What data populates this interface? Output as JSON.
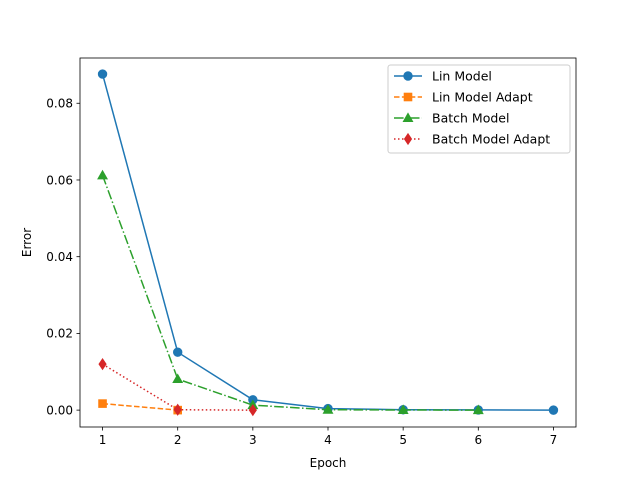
{
  "chart_data": {
    "type": "line",
    "title": "",
    "xlabel": "Epoch",
    "ylabel": "Error",
    "xlim": [
      0.7,
      7.3
    ],
    "ylim": [
      -0.0044,
      0.0918
    ],
    "xticks": [
      1,
      2,
      3,
      4,
      5,
      6,
      7
    ],
    "xtick_labels": [
      "1",
      "2",
      "3",
      "4",
      "5",
      "6",
      "7"
    ],
    "yticks": [
      0.0,
      0.02,
      0.04,
      0.06,
      0.08
    ],
    "ytick_labels": [
      "0.00",
      "0.02",
      "0.04",
      "0.06",
      "0.08"
    ],
    "grid": false,
    "legend_position": "top-right",
    "series": [
      {
        "name": "Lin Model",
        "color": "#1f77b4",
        "marker": "circle",
        "line_style": "solid",
        "x": [
          1,
          2,
          3,
          4,
          5,
          6,
          7
        ],
        "y": [
          0.0876,
          0.0151,
          0.0027,
          0.0004,
          0.0001,
          5e-05,
          0.0
        ]
      },
      {
        "name": "Lin Model Adapt",
        "color": "#ff7f0e",
        "marker": "square",
        "line_style": "dashed",
        "x": [
          1,
          2
        ],
        "y": [
          0.0017,
          0.0
        ]
      },
      {
        "name": "Batch Model",
        "color": "#2ca02c",
        "marker": "triangle",
        "line_style": "dashdot",
        "x": [
          1,
          2,
          3,
          4,
          5,
          6
        ],
        "y": [
          0.0612,
          0.0081,
          0.0013,
          0.0001,
          3e-05,
          0.0
        ]
      },
      {
        "name": "Batch Model Adapt",
        "color": "#d62728",
        "marker": "diamond",
        "line_style": "dotted",
        "x": [
          1,
          2,
          3
        ],
        "y": [
          0.012,
          0.0001,
          0.0
        ]
      }
    ]
  }
}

..........

Restate each entry word for word, please, but drop any images it holds.

- _RIGHT ANSWER_:
What data populates this interface? Output as JSON.
{
  "chart_data": {
    "type": "line",
    "title": "",
    "xlabel": "Epoch",
    "ylabel": "Error",
    "xlim": [
      0.7,
      7.3
    ],
    "ylim": [
      -0.0044,
      0.0918
    ],
    "xticks": [
      1,
      2,
      3,
      4,
      5,
      6,
      7
    ],
    "xtick_labels": [
      "1",
      "2",
      "3",
      "4",
      "5",
      "6",
      "7"
    ],
    "yticks": [
      0.0,
      0.02,
      0.04,
      0.06,
      0.08
    ],
    "ytick_labels": [
      "0.00",
      "0.02",
      "0.04",
      "0.06",
      "0.08"
    ],
    "grid": false,
    "legend_position": "top-right",
    "series": [
      {
        "name": "Lin Model",
        "color": "#1f77b4",
        "marker": "circle",
        "line_style": "solid",
        "x": [
          1,
          2,
          3,
          4,
          5,
          6,
          7
        ],
        "y": [
          0.0876,
          0.0151,
          0.0027,
          0.0004,
          0.0001,
          5e-05,
          0.0
        ]
      },
      {
        "name": "Lin Model Adapt",
        "color": "#ff7f0e",
        "marker": "square",
        "line_style": "dashed",
        "x": [
          1,
          2
        ],
        "y": [
          0.0017,
          0.0
        ]
      },
      {
        "name": "Batch Model",
        "color": "#2ca02c",
        "marker": "triangle",
        "line_style": "dashdot",
        "x": [
          1,
          2,
          3,
          4,
          5,
          6
        ],
        "y": [
          0.0612,
          0.0081,
          0.0013,
          0.0001,
          3e-05,
          0.0
        ]
      },
      {
        "name": "Batch Model Adapt",
        "color": "#d62728",
        "marker": "diamond",
        "line_style": "dotted",
        "x": [
          1,
          2,
          3
        ],
        "y": [
          0.012,
          0.0001,
          0.0
        ]
      }
    ]
  }
}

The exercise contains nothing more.